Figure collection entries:
_____

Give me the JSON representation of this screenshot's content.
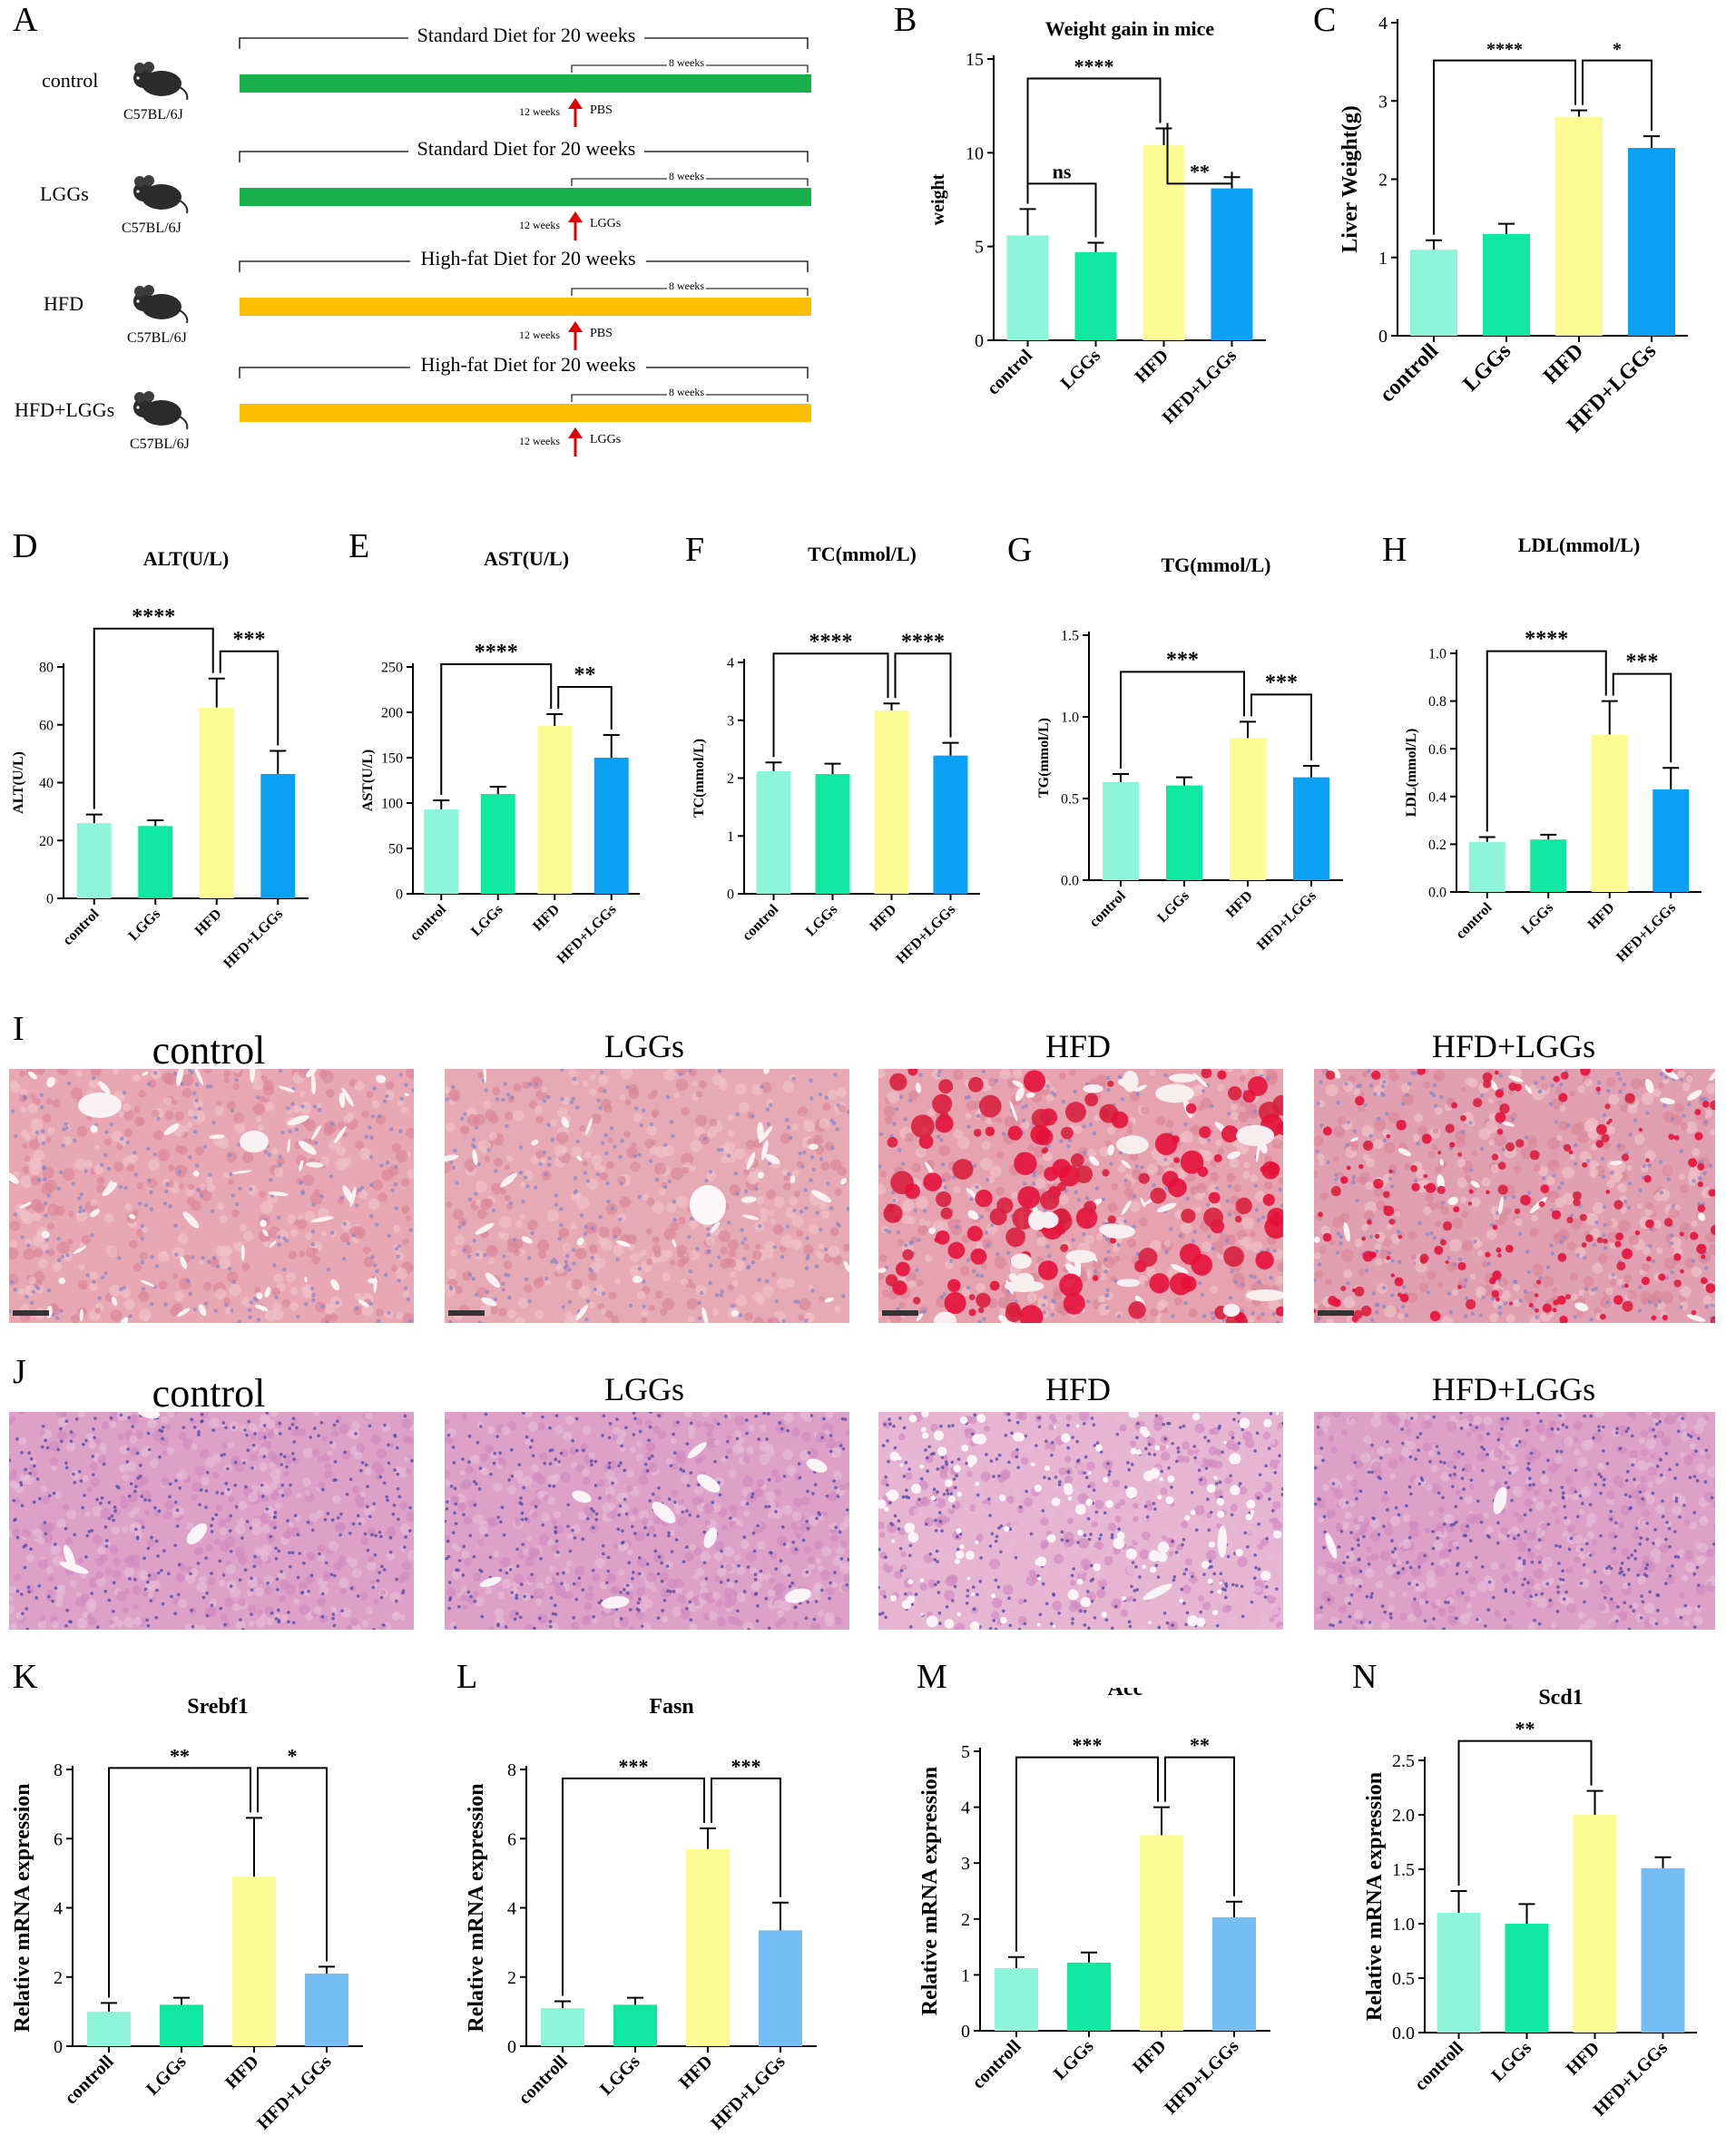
{
  "panel_labels": {
    "A": "A",
    "B": "B",
    "C": "C",
    "D": "D",
    "E": "E",
    "F": "F",
    "G": "G",
    "H": "H",
    "I": "I",
    "J": "J",
    "K": "K",
    "L": "L",
    "M": "M",
    "N": "N"
  },
  "design": {
    "rows": [
      {
        "group": "control",
        "strain": "C57BL/6J",
        "diet": "Standard Diet for 20 weeks",
        "weeks8": "8 weeks",
        "weeks12": "12 weeks",
        "treat": "PBS",
        "color": "#18b04a"
      },
      {
        "group": "LGGs",
        "strain": "C57BL/6J",
        "diet": "Standard Diet for 20 weeks",
        "weeks8": "8 weeks",
        "weeks12": "12 weeks",
        "treat": "LGGs",
        "color": "#18b04a"
      },
      {
        "group": "HFD",
        "strain": "C57BL/6J",
        "diet": "High-fat Diet for 20 weeks",
        "weeks8": "8 weeks",
        "weeks12": "12 weeks",
        "treat": "PBS",
        "color": "#fbbf00"
      },
      {
        "group": "HFD+LGGs",
        "strain": "C57BL/6J",
        "diet": "High-fat Diet for 20 weeks",
        "weeks8": "8 weeks",
        "weeks12": "12 weeks",
        "treat": "LGGs",
        "color": "#fbbf00"
      }
    ]
  },
  "colors": {
    "c1": "#8ff5d9",
    "c2": "#10e8a2",
    "c3": "#fdfc94",
    "c4": "#0aa1f5",
    "c4_light": "#74bdf5"
  },
  "chart_data": [
    {
      "id": "B",
      "type": "bar",
      "title": "Weight gain in mice",
      "ylabel": "weight",
      "categories": [
        "control",
        "LGGs",
        "HFD",
        "HFD+LGGs"
      ],
      "values": [
        5.6,
        4.7,
        10.4,
        8.1
      ],
      "errors": [
        1.4,
        0.5,
        0.9,
        0.6
      ],
      "ylim": [
        0,
        15
      ],
      "yticks": [
        0,
        5,
        10,
        15
      ],
      "sig": [
        {
          "a": 0,
          "b": 1,
          "label": "ns"
        },
        {
          "a": 0,
          "b": 2,
          "label": "****"
        },
        {
          "a": 2,
          "b": 3,
          "label": "**"
        }
      ]
    },
    {
      "id": "C",
      "type": "bar",
      "title": "",
      "ylabel": "Liver Weight(g)",
      "categories": [
        "controll",
        "LGGs",
        "HFD",
        "HFD+LGGs"
      ],
      "values": [
        1.1,
        1.3,
        2.8,
        2.4
      ],
      "errors": [
        0.12,
        0.13,
        0.08,
        0.15
      ],
      "ylim": [
        0,
        4
      ],
      "yticks": [
        0,
        1,
        2,
        3,
        4
      ],
      "sig": [
        {
          "a": 0,
          "b": 2,
          "label": "****"
        },
        {
          "a": 2,
          "b": 3,
          "label": "*"
        }
      ]
    },
    {
      "id": "D",
      "type": "bar",
      "title": "ALT(U/L)",
      "ylabel": "ALT(U/L)",
      "categories": [
        "control",
        "LGGs",
        "HFD",
        "HFD+LGGs"
      ],
      "values": [
        26,
        25,
        66,
        43
      ],
      "errors": [
        3,
        2,
        10,
        8
      ],
      "ylim": [
        0,
        80
      ],
      "yticks": [
        0,
        20,
        40,
        60,
        80
      ],
      "sig": [
        {
          "a": 0,
          "b": 2,
          "label": "****"
        },
        {
          "a": 2,
          "b": 3,
          "label": "***"
        }
      ]
    },
    {
      "id": "E",
      "type": "bar",
      "title": "AST(U/L)",
      "ylabel": "AST(U/L)",
      "categories": [
        "control",
        "LGGs",
        "HFD",
        "HFD+LGGs"
      ],
      "values": [
        93,
        110,
        185,
        150
      ],
      "errors": [
        10,
        8,
        13,
        25
      ],
      "ylim": [
        0,
        250
      ],
      "yticks": [
        0,
        50,
        100,
        150,
        200,
        250
      ],
      "sig": [
        {
          "a": 0,
          "b": 2,
          "label": "****"
        },
        {
          "a": 2,
          "b": 3,
          "label": "**"
        }
      ]
    },
    {
      "id": "F",
      "type": "bar",
      "title": "TC(mmol/L)",
      "ylabel": "TC(mmol/L)",
      "categories": [
        "control",
        "LGGs",
        "HFD",
        "HFD+LGGs"
      ],
      "values": [
        2.12,
        2.07,
        3.17,
        2.39
      ],
      "errors": [
        0.15,
        0.18,
        0.12,
        0.22
      ],
      "ylim": [
        0,
        4
      ],
      "yticks": [
        0,
        1,
        2,
        3,
        4
      ],
      "sig": [
        {
          "a": 0,
          "b": 2,
          "label": "****"
        },
        {
          "a": 2,
          "b": 3,
          "label": "****"
        }
      ]
    },
    {
      "id": "G",
      "type": "bar",
      "title": "TG(mmol/L)",
      "ylabel": "TG(mmol/L)",
      "categories": [
        "control",
        "LGGs",
        "HFD",
        "HFD+LGGs"
      ],
      "values": [
        0.6,
        0.58,
        0.87,
        0.63
      ],
      "errors": [
        0.05,
        0.05,
        0.1,
        0.07
      ],
      "ylim": [
        0,
        1.5
      ],
      "yticks": [
        0.0,
        0.5,
        1.0,
        1.5
      ],
      "sig": [
        {
          "a": 0,
          "b": 2,
          "label": "***"
        },
        {
          "a": 2,
          "b": 3,
          "label": "***"
        }
      ]
    },
    {
      "id": "H",
      "type": "bar",
      "title": "LDL(mmol/L)",
      "ylabel": "LDL(mmol/L)",
      "categories": [
        "control",
        "LGGs",
        "HFD",
        "HFD+LGGs"
      ],
      "values": [
        0.21,
        0.22,
        0.66,
        0.43
      ],
      "errors": [
        0.02,
        0.02,
        0.14,
        0.09
      ],
      "ylim": [
        0,
        1.0
      ],
      "yticks": [
        0.0,
        0.2,
        0.4,
        0.6,
        0.8,
        1.0
      ],
      "sig": [
        {
          "a": 0,
          "b": 2,
          "label": "****"
        },
        {
          "a": 2,
          "b": 3,
          "label": "***"
        }
      ]
    },
    {
      "id": "K",
      "type": "bar",
      "title": "Srebf1",
      "ylabel": "Relative mRNA expression",
      "categories": [
        "controll",
        "LGGs",
        "HFD",
        "HFD+LGGs"
      ],
      "values": [
        1.0,
        1.2,
        4.9,
        2.1
      ],
      "errors": [
        0.25,
        0.2,
        1.7,
        0.2
      ],
      "ylim": [
        0,
        8
      ],
      "yticks": [
        0,
        2,
        4,
        6,
        8
      ],
      "sig": [
        {
          "a": 0,
          "b": 2,
          "label": "**"
        },
        {
          "a": 2,
          "b": 3,
          "label": "*"
        }
      ]
    },
    {
      "id": "L",
      "type": "bar",
      "title": "Fasn",
      "ylabel": "Relative mRNA expression",
      "categories": [
        "controll",
        "LGGs",
        "HFD",
        "HFD+LGGs"
      ],
      "values": [
        1.1,
        1.2,
        5.7,
        3.35
      ],
      "errors": [
        0.2,
        0.2,
        0.6,
        0.8
      ],
      "ylim": [
        0,
        8
      ],
      "yticks": [
        0,
        2,
        4,
        6,
        8
      ],
      "sig": [
        {
          "a": 0,
          "b": 2,
          "label": "***"
        },
        {
          "a": 2,
          "b": 3,
          "label": "***"
        }
      ]
    },
    {
      "id": "M",
      "type": "bar",
      "title": "Acc",
      "ylabel": "Relative mRNA expression",
      "categories": [
        "controll",
        "LGGs",
        "HFD",
        "HFD+LGGs"
      ],
      "values": [
        1.12,
        1.22,
        3.5,
        2.03
      ],
      "errors": [
        0.2,
        0.18,
        0.5,
        0.28
      ],
      "ylim": [
        0,
        5
      ],
      "yticks": [
        0,
        1,
        2,
        3,
        4,
        5
      ],
      "sig": [
        {
          "a": 0,
          "b": 2,
          "label": "***"
        },
        {
          "a": 2,
          "b": 3,
          "label": "**"
        }
      ]
    },
    {
      "id": "N",
      "type": "bar",
      "title": "Scd1",
      "ylabel": "Relative mRNA expression",
      "categories": [
        "controll",
        "LGGs",
        "HFD",
        "HFD+LGGs"
      ],
      "values": [
        1.1,
        1.0,
        2.0,
        1.51
      ],
      "errors": [
        0.2,
        0.18,
        0.22,
        0.1
      ],
      "ylim": [
        0,
        2.5
      ],
      "yticks": [
        0.0,
        0.5,
        1.0,
        1.5,
        2.0,
        2.5
      ],
      "sig": [
        {
          "a": 0,
          "b": 2,
          "label": "**"
        }
      ]
    }
  ],
  "histology": {
    "oil_red": [
      "control",
      "LGGs",
      "HFD",
      "HFD+LGGs"
    ],
    "he": [
      "control",
      "LGGs",
      "HFD",
      "HFD+LGGs"
    ]
  }
}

_____

» EXERCISE PROMPT:
Reply with nothing but the number of lines in the data above that contain "ylabel".

» RESPONSE TO THE TASK:
11